[begin MATERIAL PROVIDED]

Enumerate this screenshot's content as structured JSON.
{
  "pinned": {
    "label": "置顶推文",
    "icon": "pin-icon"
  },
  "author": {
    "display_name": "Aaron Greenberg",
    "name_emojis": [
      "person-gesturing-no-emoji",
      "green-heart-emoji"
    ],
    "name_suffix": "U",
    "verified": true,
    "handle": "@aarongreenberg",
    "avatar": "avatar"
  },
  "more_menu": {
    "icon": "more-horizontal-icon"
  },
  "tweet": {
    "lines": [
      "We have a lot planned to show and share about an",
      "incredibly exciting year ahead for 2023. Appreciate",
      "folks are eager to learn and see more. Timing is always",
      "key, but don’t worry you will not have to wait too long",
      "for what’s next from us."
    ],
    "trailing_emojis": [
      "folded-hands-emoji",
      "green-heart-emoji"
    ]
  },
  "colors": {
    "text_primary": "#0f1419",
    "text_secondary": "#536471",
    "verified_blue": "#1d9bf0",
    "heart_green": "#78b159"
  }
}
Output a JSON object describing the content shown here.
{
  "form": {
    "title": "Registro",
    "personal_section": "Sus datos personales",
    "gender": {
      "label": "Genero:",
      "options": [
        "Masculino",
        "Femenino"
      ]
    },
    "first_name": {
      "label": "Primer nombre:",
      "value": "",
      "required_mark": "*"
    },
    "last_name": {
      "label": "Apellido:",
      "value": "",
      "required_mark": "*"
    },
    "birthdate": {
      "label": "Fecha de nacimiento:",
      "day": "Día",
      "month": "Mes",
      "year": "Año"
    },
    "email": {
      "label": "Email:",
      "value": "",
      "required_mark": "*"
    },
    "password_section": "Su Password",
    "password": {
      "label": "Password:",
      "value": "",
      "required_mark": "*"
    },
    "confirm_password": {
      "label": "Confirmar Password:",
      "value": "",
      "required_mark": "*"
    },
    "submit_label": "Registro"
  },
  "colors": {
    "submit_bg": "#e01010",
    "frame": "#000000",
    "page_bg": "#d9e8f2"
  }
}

[end MATERIAL PROVIDED]

■ **SET EXERCISE**
Quote exactly what appears from the line containing "Output a JSON" through the final line of the listing above, including both of those lines.

■ **TASK OUTPUT**
Output a JSON object describing the content shown here.
{
  "form": {
    "title": "Registro",
    "personal_section": "Sus datos personales",
    "gender": {
      "label": "Genero:",
      "options": [
        "Masculino",
        "Femenino"
      ]
    },
    "first_name": {
      "label": "Primer nombre:",
      "value": "",
      "required_mark": "*"
    },
    "last_name": {
      "label": "Apellido:",
      "value": "",
      "required_mark": "*"
    },
    "birthdate": {
      "label": "Fecha de nacimiento:",
      "day": "Día",
      "month": "Mes",
      "year": "Año"
    },
    "email": {
      "label": "Email:",
      "value": "",
      "required_mark": "*"
    },
    "password_section": "Su Password",
    "password": {
      "label": "Password:",
      "value": "",
      "required_mark": "*"
    },
    "confirm_password": {
      "label": "Confirmar Password:",
      "value": "",
      "required_mark": "*"
    },
    "submit_label": "Registro"
  },
  "colors": {
    "submit_bg": "#e01010",
    "frame": "#000000",
    "page_bg": "#d9e8f2"
  }
}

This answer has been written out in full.